YOUR OBJECTIVE
Pictures excluded, copy all of the data below exactly.

RECORDS FOR THE EXERCISE
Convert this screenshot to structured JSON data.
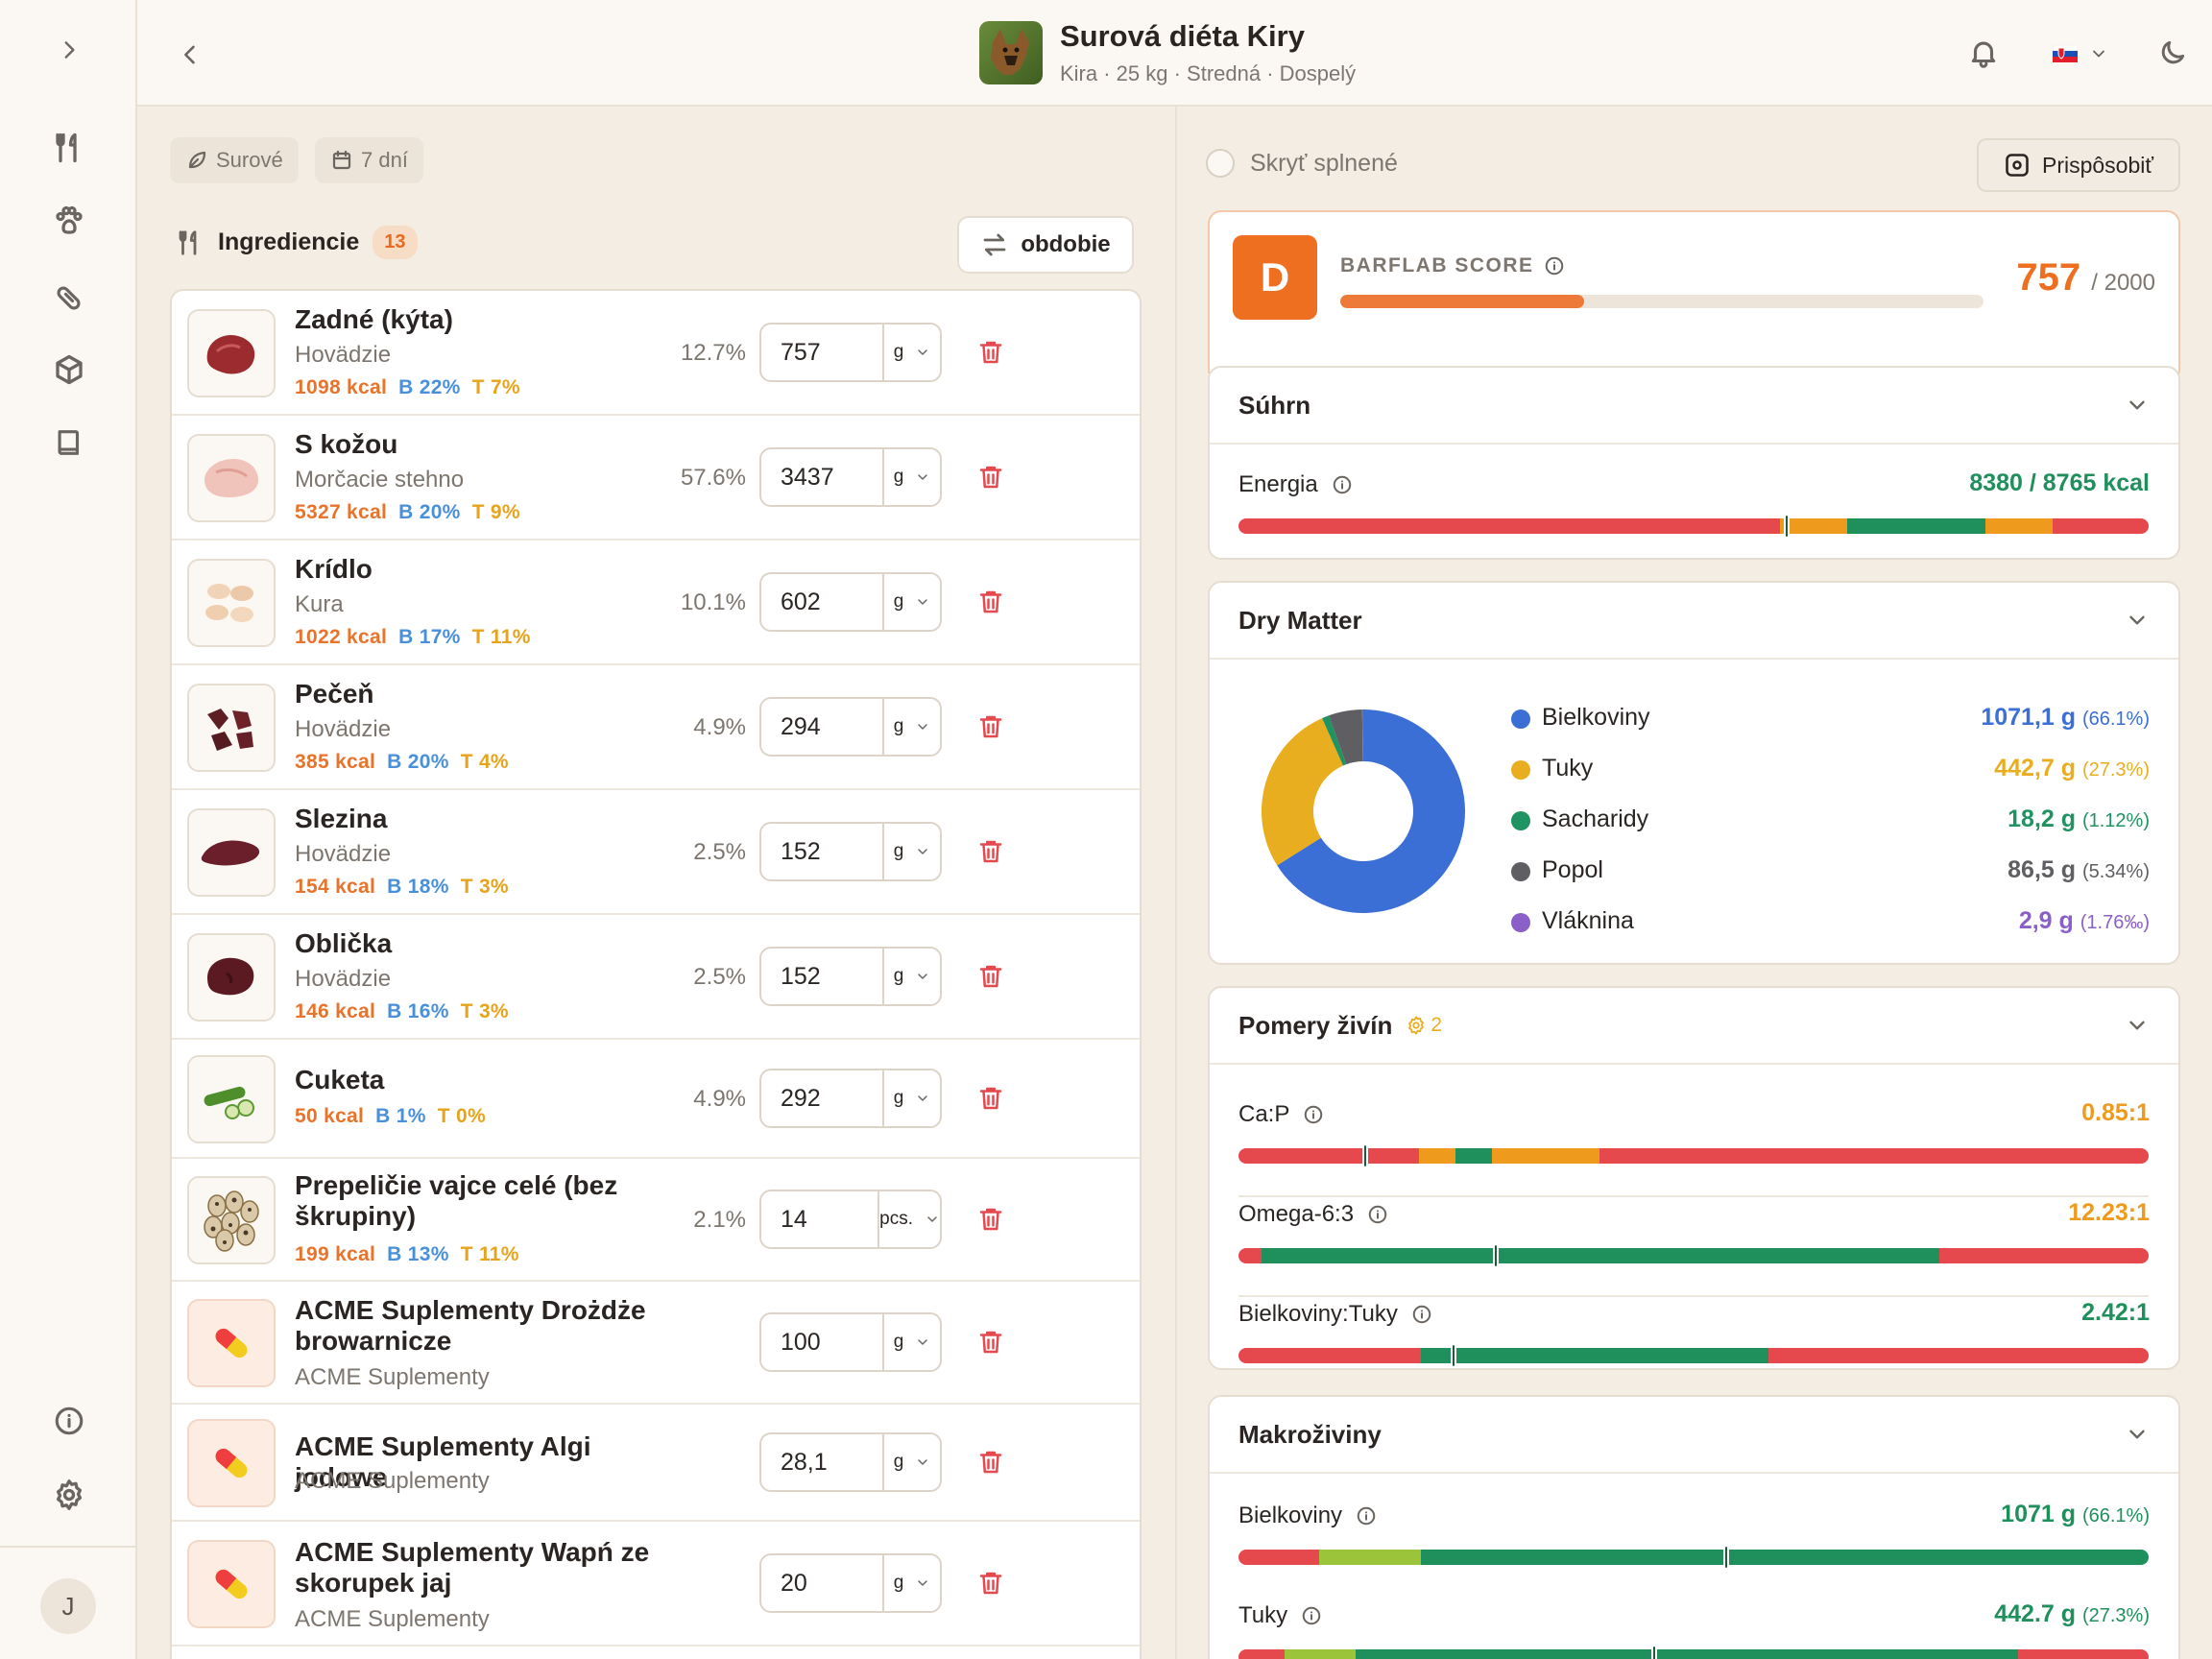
{
  "header": {
    "title": "Surová diéta Kiry",
    "subtitle": "Kira · 25 kg · Stredná · Dospelý"
  },
  "left": {
    "chips": [
      "Surové",
      "7 dní"
    ],
    "ingredients_title": "Ingrediencie",
    "ingredients_count": "13",
    "period_button": "obdobie",
    "items": [
      {
        "name": "Zadné (kýta)",
        "category": "Hovädzie",
        "kcal": "1098 kcal",
        "protein": "B 22%",
        "fat": "T 7%",
        "pct": "12.7%",
        "qty": "757",
        "unit": "g"
      },
      {
        "name": "S kožou",
        "category": "Morčacie stehno",
        "kcal": "5327 kcal",
        "protein": "B 20%",
        "fat": "T 9%",
        "pct": "57.6%",
        "qty": "3437",
        "unit": "g"
      },
      {
        "name": "Krídlo",
        "category": "Kura",
        "kcal": "1022 kcal",
        "protein": "B 17%",
        "fat": "T 11%",
        "pct": "10.1%",
        "qty": "602",
        "unit": "g"
      },
      {
        "name": "Pečeň",
        "category": "Hovädzie",
        "kcal": "385 kcal",
        "protein": "B 20%",
        "fat": "T 4%",
        "pct": "4.9%",
        "qty": "294",
        "unit": "g"
      },
      {
        "name": "Slezina",
        "category": "Hovädzie",
        "kcal": "154 kcal",
        "protein": "B 18%",
        "fat": "T 3%",
        "pct": "2.5%",
        "qty": "152",
        "unit": "g"
      },
      {
        "name": "Oblička",
        "category": "Hovädzie",
        "kcal": "146 kcal",
        "protein": "B 16%",
        "fat": "T 3%",
        "pct": "2.5%",
        "qty": "152",
        "unit": "g"
      },
      {
        "name": "Cuketa",
        "category": "",
        "kcal": "50 kcal",
        "protein": "B 1%",
        "fat": "T 0%",
        "pct": "4.9%",
        "qty": "292",
        "unit": "g"
      },
      {
        "name": "Prepeličie vajce celé (bez škrupiny)",
        "category": "",
        "kcal": "199 kcal",
        "protein": "B 13%",
        "fat": "T 11%",
        "pct": "2.1%",
        "qty": "14",
        "unit": "pcs."
      },
      {
        "name": "ACME Suplementy Drożdże browarnicze",
        "category": "ACME Suplementy",
        "qty": "100",
        "unit": "g"
      },
      {
        "name": "ACME Suplementy Algi jodowe",
        "category": "ACME Suplementy",
        "qty": "28,1",
        "unit": "g"
      },
      {
        "name": "ACME Suplementy Wapń ze skorupek jaj",
        "category": "ACME Suplementy",
        "qty": "20",
        "unit": "g"
      }
    ]
  },
  "right": {
    "hide_completed": "Skryť splnené",
    "customize": "Prispôsobiť",
    "score": {
      "grade": "D",
      "label": "BARFLAB SCORE",
      "value": "757",
      "max": "/ 2000",
      "fraction": 0.3785
    },
    "summary": {
      "title": "Súhrn",
      "energy_label": "Energia",
      "energy_value": "8380 / 8765 kcal"
    },
    "dry_matter": {
      "title": "Dry Matter",
      "items": [
        {
          "name": "Bielkoviny",
          "value": "1071,1 g",
          "pct": "(66.1%)",
          "color": "#3b6fd6",
          "share": 66.1
        },
        {
          "name": "Tuky",
          "value": "442,7 g",
          "pct": "(27.3%)",
          "color": "#e9ae1f",
          "share": 27.3
        },
        {
          "name": "Sacharidy",
          "value": "18,2 g",
          "pct": "(1.12%)",
          "color": "#1f9361",
          "share": 1.12
        },
        {
          "name": "Popol",
          "value": "86,5 g",
          "pct": "(5.34%)",
          "color": "#5f5f63",
          "share": 5.34
        },
        {
          "name": "Vláknina",
          "value": "2,9 g",
          "pct": "(1.76‰)",
          "color": "#8a5fc7",
          "share": 0.176
        }
      ]
    },
    "ratios": {
      "title": "Pomery živín",
      "badge": "2",
      "items": [
        {
          "label": "Ca:P",
          "value": "0.85:1",
          "color": "#ee9a1c"
        },
        {
          "label": "Omega-6:3",
          "value": "12.23:1",
          "color": "#ee9a1c"
        },
        {
          "label": "Bielkoviny:Tuky",
          "value": "2.42:1",
          "color": "#1f8f5c"
        }
      ]
    },
    "macros": {
      "title": "Makroživiny",
      "items": [
        {
          "label": "Bielkoviny",
          "value": "1071 g",
          "pct": "(66.1%)"
        },
        {
          "label": "Tuky",
          "value": "442.7 g",
          "pct": "(27.3%)"
        }
      ]
    }
  }
}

SOLUTION TO THE EXERCISE
Convert this screenshot to structured JSON data.
{
  "header": {
    "title": "Surová diéta Kiry",
    "subtitle": "Kira · 25 kg · Stredná · Dospelý"
  },
  "left": {
    "chips": [
      "Surové",
      "7 dní"
    ],
    "ingredients_title": "Ingrediencie",
    "ingredients_count": "13",
    "period_button": "obdobie",
    "items": [
      {
        "name": "Zadné (kýta)",
        "category": "Hovädzie",
        "kcal": "1098 kcal",
        "protein": "B 22%",
        "fat": "T 7%",
        "pct": "12.7%",
        "qty": "757",
        "unit": "g"
      },
      {
        "name": "S kožou",
        "category": "Morčacie stehno",
        "kcal": "5327 kcal",
        "protein": "B 20%",
        "fat": "T 9%",
        "pct": "57.6%",
        "qty": "3437",
        "unit": "g"
      },
      {
        "name": "Krídlo",
        "category": "Kura",
        "kcal": "1022 kcal",
        "protein": "B 17%",
        "fat": "T 11%",
        "pct": "10.1%",
        "qty": "602",
        "unit": "g"
      },
      {
        "name": "Pečeň",
        "category": "Hovädzie",
        "kcal": "385 kcal",
        "protein": "B 20%",
        "fat": "T 4%",
        "pct": "4.9%",
        "qty": "294",
        "unit": "g"
      },
      {
        "name": "Slezina",
        "category": "Hovädzie",
        "kcal": "154 kcal",
        "protein": "B 18%",
        "fat": "T 3%",
        "pct": "2.5%",
        "qty": "152",
        "unit": "g"
      },
      {
        "name": "Oblička",
        "category": "Hovädzie",
        "kcal": "146 kcal",
        "protein": "B 16%",
        "fat": "T 3%",
        "pct": "2.5%",
        "qty": "152",
        "unit": "g"
      },
      {
        "name": "Cuketa",
        "category": "",
        "kcal": "50 kcal",
        "protein": "B 1%",
        "fat": "T 0%",
        "pct": "4.9%",
        "qty": "292",
        "unit": "g"
      },
      {
        "name": "Prepeličie vajce celé (bez škrupiny)",
        "category": "",
        "kcal": "199 kcal",
        "protein": "B 13%",
        "fat": "T 11%",
        "pct": "2.1%",
        "qty": "14",
        "unit": "pcs."
      },
      {
        "name": "ACME Suplementy Drożdże browarnicze",
        "category": "ACME Suplementy",
        "qty": "100",
        "unit": "g"
      },
      {
        "name": "ACME Suplementy Algi jodowe",
        "category": "ACME Suplementy",
        "qty": "28,1",
        "unit": "g"
      },
      {
        "name": "ACME Suplementy Wapń ze skorupek jaj",
        "category": "ACME Suplementy",
        "qty": "20",
        "unit": "g"
      }
    ]
  },
  "right": {
    "hide_completed": "Skryť splnené",
    "customize": "Prispôsobiť",
    "score": {
      "grade": "D",
      "label": "BARFLAB SCORE",
      "value": "757",
      "max": "/ 2000",
      "fraction": 0.3785
    },
    "summary": {
      "title": "Súhrn",
      "energy_label": "Energia",
      "energy_value": "8380 / 8765 kcal"
    },
    "dry_matter": {
      "title": "Dry Matter",
      "items": [
        {
          "name": "Bielkoviny",
          "value": "1071,1 g",
          "pct": "(66.1%)",
          "color": "#3b6fd6",
          "share": 66.1
        },
        {
          "name": "Tuky",
          "value": "442,7 g",
          "pct": "(27.3%)",
          "color": "#e9ae1f",
          "share": 27.3
        },
        {
          "name": "Sacharidy",
          "value": "18,2 g",
          "pct": "(1.12%)",
          "color": "#1f9361",
          "share": 1.12
        },
        {
          "name": "Popol",
          "value": "86,5 g",
          "pct": "(5.34%)",
          "color": "#5f5f63",
          "share": 5.34
        },
        {
          "name": "Vláknina",
          "value": "2,9 g",
          "pct": "(1.76‰)",
          "color": "#8a5fc7",
          "share": 0.176
        }
      ]
    },
    "ratios": {
      "title": "Pomery živín",
      "badge": "2",
      "items": [
        {
          "label": "Ca:P",
          "value": "0.85:1",
          "color": "#ee9a1c"
        },
        {
          "label": "Omega-6:3",
          "value": "12.23:1",
          "color": "#ee9a1c"
        },
        {
          "label": "Bielkoviny:Tuky",
          "value": "2.42:1",
          "color": "#1f8f5c"
        }
      ]
    },
    "macros": {
      "title": "Makroživiny",
      "items": [
        {
          "label": "Bielkoviny",
          "value": "1071 g",
          "pct": "(66.1%)"
        },
        {
          "label": "Tuky",
          "value": "442.7 g",
          "pct": "(27.3%)"
        }
      ]
    }
  }
}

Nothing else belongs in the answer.